**EXERCISES TO COMPLETE**:
• a. In the strptime bug thread, who wrote the initial support for the %U and %W feature?
• b. Continue the strptime bug thread from its last line.

-------- PAGE EXTRACT

		i = 0;
		wday_offset = first_wday_of(tm->tm_year);
		while (i++ <= tm->tm_yday) {
			if (wday_offset++ >= 6)
				wday_offset = 0;
		}
		tm->tm_wday = wday_offset;
		flags |= FLAG_WDAY;
	}
Comment 13 Pedro F. Giffuni freebsd_committer freebsd_triage 2014-09-28 03:50:17 UTC
Created attachment 147740 [details]
Much cleaner version (proposed by ache@)

Commit Candidate
Comment 14 commit-hook freebsd_committer freebsd_triage 2014-09-28 21:21:16 UTC
A commit references this bug:

Author: pfg
Date: Sun Sep 28 21:20:21 UTC 2014
New revision: 272273
URL: https://svnweb.freebsd.org/changeset/base/272273

Log:
  Add strptime(3) support for %U and %W (take 2)

  Add support for the missing POSIX-2001 %U and %W features: the
  existing FreeBSD strptime code recognizes both directives and
  validates that the week number lies in the permitted range,
  but then simply discards the value.

  Initial support for the feature was written by Paul Green.
  David Carlier added the initial handling of tm_wday/tm_yday.
  Major credit goes to Andrey Chernov for detecting much of the
  brokenness, and rewriting/cleaning most of the code, making it
  much more robust.

  Tested independently with the strptime test from the GNU C
  library.

  PR:		137307
  MFC after:	1 month
  Relnotes:	yes

Changes:
  head/lib/libc/stdtime/strptime.c
Comment 16 commit-hook freebsd_committer freebsd_triage 2014-10-01 22:18:50 UTC
A commit references this bug:

Author: pfg
Date: Wed Oct  1 22:18:07 UTC 2014
New revision: 272387
URL: https://svnweb.freebsd.org/changeset/base/272387

Log:
  strptime: fix bug introduced in r272273.

  Reported by:	portmgr (antoine)
  Fix by:		Andrey Chernov, David Carlier
  PR:		137307 (follow up)

Changes:
  head/lib/libc/stdtime/strptime.c
Comment 17 commit-hook freebsd_committer freebsd_triage 2014-10-08 16:30:21 UTC
A commit references this bug:

Author: pfg
Date: Wed Oct  8 16:29:47 UTC 2014
New revision: 272758
URL: https://svnweb.freebsd.org/changeset/base/272758

Log:
  MFC	r272273, r272387, r272443, r272533 :

  Add strptime(3) support for %U and %W

  Add support for the missing POSIX-2001 %U and %W features: the
  existing FreeBSD strptime code recognizes both directives and
  validates that the week number lies in the permitted range,
  but then simply discards the value.

----------------
-------- DATASET RECORDS

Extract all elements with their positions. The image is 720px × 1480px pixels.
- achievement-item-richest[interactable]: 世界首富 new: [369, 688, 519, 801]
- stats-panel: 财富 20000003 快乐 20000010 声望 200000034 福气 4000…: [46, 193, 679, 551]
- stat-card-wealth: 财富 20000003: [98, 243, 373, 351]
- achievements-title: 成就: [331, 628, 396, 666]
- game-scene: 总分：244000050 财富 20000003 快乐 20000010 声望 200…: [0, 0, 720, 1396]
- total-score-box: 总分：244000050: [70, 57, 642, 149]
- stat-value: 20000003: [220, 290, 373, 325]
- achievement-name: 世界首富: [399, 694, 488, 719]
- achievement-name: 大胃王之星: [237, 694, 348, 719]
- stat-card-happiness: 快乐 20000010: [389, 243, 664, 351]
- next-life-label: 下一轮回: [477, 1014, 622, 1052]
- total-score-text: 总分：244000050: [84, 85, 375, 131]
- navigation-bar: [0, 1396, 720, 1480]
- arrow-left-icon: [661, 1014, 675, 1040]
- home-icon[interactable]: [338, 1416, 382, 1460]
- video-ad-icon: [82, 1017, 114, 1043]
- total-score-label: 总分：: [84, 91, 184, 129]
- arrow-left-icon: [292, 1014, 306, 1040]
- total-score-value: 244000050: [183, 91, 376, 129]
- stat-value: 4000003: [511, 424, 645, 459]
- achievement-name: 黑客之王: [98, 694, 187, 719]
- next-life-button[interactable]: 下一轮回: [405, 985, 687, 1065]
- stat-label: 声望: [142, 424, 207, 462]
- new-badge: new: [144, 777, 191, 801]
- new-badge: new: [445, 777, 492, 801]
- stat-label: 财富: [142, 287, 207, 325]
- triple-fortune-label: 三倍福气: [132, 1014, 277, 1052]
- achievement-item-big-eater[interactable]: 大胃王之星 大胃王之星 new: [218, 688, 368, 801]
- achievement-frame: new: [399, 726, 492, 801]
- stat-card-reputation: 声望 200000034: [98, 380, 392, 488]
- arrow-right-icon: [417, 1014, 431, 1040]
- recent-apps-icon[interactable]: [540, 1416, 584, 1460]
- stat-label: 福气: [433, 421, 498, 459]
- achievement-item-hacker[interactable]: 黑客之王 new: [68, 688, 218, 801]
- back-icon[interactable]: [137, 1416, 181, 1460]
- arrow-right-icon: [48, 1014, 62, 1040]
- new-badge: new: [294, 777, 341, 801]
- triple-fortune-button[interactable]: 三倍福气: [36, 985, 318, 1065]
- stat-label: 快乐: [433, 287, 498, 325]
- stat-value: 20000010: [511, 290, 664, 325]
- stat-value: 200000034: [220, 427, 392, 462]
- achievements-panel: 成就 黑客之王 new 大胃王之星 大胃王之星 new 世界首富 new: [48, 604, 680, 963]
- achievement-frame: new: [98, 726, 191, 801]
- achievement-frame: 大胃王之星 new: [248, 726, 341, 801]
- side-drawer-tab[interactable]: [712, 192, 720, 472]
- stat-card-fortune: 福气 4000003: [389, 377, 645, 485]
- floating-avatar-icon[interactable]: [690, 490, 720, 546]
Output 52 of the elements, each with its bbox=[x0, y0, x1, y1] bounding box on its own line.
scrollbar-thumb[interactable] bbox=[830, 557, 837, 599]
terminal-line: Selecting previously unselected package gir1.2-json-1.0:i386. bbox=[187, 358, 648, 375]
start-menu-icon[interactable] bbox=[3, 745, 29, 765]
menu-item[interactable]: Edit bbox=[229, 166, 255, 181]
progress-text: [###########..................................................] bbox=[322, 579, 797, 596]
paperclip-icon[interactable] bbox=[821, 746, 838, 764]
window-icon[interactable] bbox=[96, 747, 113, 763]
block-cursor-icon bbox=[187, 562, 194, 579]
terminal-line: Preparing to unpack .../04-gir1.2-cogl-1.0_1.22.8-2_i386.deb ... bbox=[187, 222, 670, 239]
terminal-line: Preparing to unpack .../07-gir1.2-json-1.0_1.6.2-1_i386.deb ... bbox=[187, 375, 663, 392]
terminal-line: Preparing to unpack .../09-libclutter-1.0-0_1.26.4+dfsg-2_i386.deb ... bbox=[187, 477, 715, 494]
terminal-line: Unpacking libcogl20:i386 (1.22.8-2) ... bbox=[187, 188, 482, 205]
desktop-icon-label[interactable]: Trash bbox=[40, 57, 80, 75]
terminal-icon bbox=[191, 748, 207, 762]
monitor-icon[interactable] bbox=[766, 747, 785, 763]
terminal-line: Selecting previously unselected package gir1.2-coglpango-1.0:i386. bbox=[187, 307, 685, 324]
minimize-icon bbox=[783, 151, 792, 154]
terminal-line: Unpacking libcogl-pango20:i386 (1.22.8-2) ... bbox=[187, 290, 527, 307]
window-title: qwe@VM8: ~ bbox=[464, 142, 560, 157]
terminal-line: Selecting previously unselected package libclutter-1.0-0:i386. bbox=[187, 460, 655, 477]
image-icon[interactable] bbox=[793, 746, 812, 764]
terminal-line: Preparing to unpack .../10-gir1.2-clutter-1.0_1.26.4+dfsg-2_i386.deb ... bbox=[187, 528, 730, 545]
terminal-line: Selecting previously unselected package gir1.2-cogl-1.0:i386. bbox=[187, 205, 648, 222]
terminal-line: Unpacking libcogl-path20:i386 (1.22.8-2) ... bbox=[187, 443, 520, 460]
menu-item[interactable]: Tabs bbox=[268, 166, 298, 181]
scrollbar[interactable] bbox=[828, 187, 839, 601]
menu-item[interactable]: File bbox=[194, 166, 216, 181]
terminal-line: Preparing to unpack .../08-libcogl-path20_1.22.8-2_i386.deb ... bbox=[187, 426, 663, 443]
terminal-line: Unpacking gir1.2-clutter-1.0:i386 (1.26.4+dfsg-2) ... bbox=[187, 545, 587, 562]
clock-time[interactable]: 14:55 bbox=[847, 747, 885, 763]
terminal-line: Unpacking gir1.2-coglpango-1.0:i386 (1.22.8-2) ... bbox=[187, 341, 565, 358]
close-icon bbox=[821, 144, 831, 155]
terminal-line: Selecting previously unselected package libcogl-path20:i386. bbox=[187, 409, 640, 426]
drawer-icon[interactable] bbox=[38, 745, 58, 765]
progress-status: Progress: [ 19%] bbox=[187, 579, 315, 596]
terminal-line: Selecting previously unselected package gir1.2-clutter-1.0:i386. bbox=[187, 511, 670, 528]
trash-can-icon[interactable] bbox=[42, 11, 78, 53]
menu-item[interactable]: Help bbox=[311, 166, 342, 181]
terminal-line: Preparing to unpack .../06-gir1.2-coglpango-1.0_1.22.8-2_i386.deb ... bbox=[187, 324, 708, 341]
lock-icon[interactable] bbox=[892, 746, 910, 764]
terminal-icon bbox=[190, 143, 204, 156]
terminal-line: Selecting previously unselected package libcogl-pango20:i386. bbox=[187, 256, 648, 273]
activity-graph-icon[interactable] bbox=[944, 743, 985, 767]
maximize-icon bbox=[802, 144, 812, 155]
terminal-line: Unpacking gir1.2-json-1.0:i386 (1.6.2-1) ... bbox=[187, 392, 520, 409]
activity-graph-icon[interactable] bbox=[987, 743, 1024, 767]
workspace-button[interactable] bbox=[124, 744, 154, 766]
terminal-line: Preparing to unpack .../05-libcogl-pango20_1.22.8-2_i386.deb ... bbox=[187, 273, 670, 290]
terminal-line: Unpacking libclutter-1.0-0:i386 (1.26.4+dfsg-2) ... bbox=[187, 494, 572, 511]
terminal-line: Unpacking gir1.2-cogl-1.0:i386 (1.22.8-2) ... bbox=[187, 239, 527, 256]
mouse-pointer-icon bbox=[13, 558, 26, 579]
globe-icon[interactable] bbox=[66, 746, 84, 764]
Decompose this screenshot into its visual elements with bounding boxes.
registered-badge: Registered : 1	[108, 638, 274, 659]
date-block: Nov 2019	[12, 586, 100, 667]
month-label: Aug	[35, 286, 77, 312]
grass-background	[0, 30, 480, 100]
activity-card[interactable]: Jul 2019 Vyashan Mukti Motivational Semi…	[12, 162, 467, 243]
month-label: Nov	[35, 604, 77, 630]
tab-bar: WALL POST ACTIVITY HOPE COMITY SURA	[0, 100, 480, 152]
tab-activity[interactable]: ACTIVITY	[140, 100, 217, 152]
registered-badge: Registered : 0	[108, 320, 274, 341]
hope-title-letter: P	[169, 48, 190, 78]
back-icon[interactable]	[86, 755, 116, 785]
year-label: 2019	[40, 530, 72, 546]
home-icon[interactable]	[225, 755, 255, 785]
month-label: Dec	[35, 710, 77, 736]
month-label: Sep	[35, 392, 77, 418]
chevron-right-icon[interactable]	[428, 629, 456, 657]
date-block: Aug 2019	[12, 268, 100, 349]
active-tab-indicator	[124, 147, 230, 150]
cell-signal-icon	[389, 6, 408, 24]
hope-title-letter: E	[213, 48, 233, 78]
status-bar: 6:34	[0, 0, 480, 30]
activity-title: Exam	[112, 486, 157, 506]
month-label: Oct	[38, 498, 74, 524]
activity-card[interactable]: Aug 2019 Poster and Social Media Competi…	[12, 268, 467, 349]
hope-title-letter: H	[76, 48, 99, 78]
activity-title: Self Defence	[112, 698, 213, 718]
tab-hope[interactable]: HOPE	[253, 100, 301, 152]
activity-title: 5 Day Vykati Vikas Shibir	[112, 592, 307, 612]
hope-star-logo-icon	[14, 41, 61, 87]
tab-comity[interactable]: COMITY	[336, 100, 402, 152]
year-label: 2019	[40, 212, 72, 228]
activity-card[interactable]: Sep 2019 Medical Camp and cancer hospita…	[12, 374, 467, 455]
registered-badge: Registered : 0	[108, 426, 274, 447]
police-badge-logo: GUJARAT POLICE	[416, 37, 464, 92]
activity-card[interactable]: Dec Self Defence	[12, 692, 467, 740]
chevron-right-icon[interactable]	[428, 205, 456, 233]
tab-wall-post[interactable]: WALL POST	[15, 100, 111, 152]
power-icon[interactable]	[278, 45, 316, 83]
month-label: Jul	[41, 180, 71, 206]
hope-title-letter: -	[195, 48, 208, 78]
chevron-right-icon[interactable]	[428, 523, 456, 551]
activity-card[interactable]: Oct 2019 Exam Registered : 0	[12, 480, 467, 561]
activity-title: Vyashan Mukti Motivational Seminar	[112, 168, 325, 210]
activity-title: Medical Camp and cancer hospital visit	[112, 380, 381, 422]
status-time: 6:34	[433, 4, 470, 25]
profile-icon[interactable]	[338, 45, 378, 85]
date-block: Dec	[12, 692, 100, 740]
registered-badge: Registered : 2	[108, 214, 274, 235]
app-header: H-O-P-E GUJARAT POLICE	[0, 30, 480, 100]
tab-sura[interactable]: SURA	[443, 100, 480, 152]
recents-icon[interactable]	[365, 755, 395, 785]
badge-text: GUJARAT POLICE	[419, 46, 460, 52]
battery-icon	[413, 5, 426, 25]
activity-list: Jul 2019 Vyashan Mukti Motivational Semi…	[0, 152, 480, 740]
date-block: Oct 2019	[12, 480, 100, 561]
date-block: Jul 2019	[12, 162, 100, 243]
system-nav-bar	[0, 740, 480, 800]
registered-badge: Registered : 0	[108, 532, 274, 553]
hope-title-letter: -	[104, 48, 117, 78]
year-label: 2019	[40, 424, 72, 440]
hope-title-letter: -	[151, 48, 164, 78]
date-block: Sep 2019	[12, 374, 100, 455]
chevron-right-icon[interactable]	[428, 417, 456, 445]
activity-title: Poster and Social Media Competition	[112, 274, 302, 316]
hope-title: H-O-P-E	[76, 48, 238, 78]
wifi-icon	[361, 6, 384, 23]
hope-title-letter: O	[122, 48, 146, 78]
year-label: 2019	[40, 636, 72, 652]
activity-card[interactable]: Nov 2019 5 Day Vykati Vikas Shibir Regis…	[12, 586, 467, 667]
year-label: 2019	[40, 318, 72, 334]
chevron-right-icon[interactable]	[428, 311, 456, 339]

----------------

**TASK-BY-TASK OUTPUTS**:
• a. Paul Green

• b.
  Initial support for the feature was written by Paul Green.
  David Carlier added the initial handling of tm_wday/tm_yday.
  Major credit goes to Andrey Chernov for detecting much of the
  brokenness and rewriting/cleaning most of the code, making it
  much more robust.

  Tested independently with the strptime test from the GNU C
  library.

  PR:		137307
  Relnotes:	yes

  MFC r272441 :

  strptime: %s format fix.

  Almost never needed in real life because %s is tends to be
  only one format spec.
  1) Return code of gmtime_r() is checked.
  2) All flags are set.

  Submitted by:	ache

Changes:
_U  stable/10/
  stable/10/lib/libc/stdtime/strptime.3
  stable/10/lib/libc/stdtime/strptime.c
Comment 18 commit-hook freebsd_committer freebsd_triage 2014-10-08 16:32:23 UTC
A commit references this bug:

Author: pfg
Date: Wed Oct  8 16:32:02 UTC 2014
New revision: 272759
URL: https://svnweb.freebsd.org/changeset/base/272759

Log:
  MFC	r272273, r272387, r272443, r272533 :

  Add strptime(3) support for %U and %W

  Add support for the missing POSIX-2001 %U and %W features: the
  existing FreeBSD strptime code recognizes both directives and
  validates that the week number lies in the permitted range,
  but then simply discards the value.

  Initial support for the feature was written by Paul Green.
  David Carlier added the initial handling of tm_wday/tm_yday.
  Major credit goes to Andrey Chernov for detecting much of the
  brokenness and rewriting/cleaning most of the code, making it
  much more robust.

  Tested independently with the strptime test from the GNU C
  library.

  PR:		137307
  Relnotes:	yes

  MFC r272441 :

  strptime: %s format fix.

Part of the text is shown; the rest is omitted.